_Required work_. Return all lines in the material below that contain "document".

_Dataset excerpts_.

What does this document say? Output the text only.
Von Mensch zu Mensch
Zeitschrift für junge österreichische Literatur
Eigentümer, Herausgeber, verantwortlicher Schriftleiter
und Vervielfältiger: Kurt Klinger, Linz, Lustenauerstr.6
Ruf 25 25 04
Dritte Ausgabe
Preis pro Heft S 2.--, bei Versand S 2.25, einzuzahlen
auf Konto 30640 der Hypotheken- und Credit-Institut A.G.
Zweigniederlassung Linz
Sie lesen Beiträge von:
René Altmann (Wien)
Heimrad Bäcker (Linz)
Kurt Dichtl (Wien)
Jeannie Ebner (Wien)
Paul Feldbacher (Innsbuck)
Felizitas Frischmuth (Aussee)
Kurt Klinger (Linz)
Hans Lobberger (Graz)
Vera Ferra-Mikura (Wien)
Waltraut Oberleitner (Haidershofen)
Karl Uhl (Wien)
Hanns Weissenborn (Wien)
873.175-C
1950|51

* * *

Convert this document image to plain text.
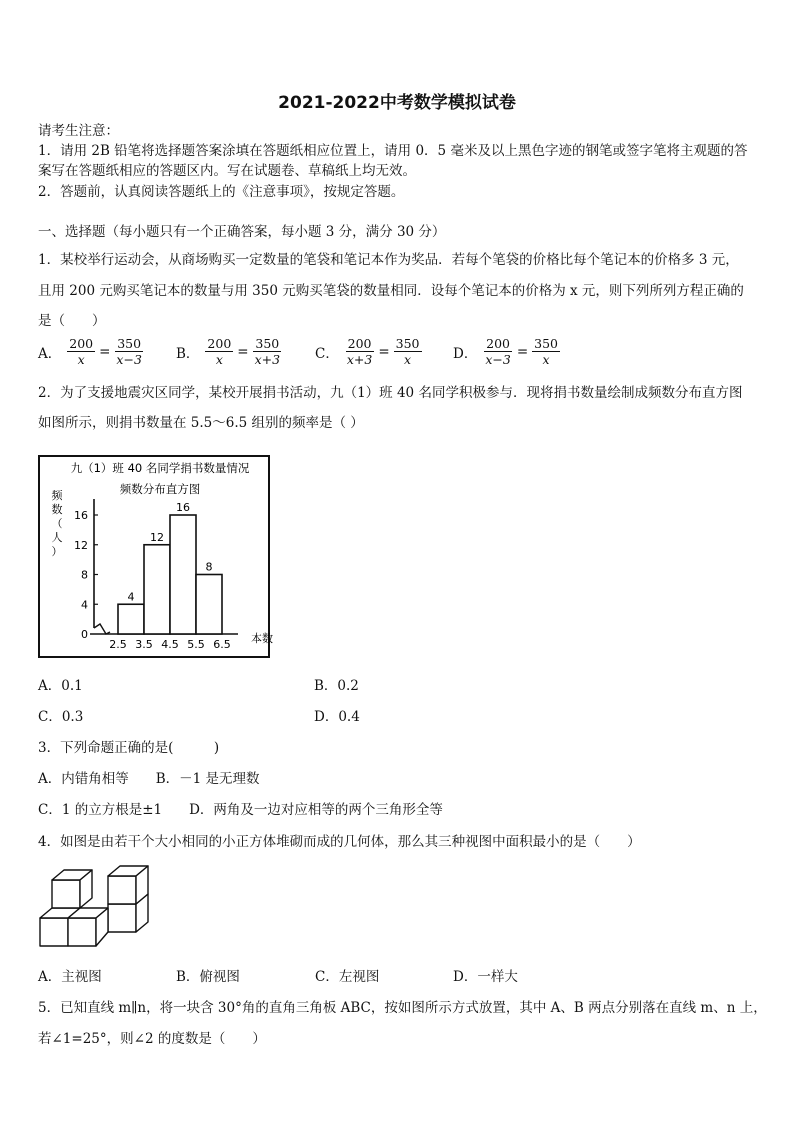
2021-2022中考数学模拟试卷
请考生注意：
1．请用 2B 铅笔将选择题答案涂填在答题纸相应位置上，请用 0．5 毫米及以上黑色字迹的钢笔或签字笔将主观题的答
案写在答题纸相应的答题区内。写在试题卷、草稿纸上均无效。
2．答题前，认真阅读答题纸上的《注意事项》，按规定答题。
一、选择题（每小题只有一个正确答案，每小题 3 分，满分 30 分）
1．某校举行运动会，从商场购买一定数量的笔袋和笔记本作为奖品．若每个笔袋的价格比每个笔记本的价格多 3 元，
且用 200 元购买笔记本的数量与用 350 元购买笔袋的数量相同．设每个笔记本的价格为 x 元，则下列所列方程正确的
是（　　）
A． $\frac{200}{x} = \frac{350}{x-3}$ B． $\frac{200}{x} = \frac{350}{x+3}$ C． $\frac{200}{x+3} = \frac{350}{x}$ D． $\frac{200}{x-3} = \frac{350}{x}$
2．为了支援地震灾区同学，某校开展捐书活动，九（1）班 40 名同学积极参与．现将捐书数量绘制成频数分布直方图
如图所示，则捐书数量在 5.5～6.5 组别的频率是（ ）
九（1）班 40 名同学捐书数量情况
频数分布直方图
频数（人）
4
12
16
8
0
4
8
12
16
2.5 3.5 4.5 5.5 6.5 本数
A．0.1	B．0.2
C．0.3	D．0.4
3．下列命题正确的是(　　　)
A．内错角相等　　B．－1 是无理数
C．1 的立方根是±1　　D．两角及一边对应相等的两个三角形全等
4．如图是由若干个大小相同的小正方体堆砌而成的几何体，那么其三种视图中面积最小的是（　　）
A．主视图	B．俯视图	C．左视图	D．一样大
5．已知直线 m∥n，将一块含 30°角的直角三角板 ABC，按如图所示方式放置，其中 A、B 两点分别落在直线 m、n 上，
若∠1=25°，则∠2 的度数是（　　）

_Solution for this exercise_.
What does this document say? Output the text only.
Convert this document image to plain text.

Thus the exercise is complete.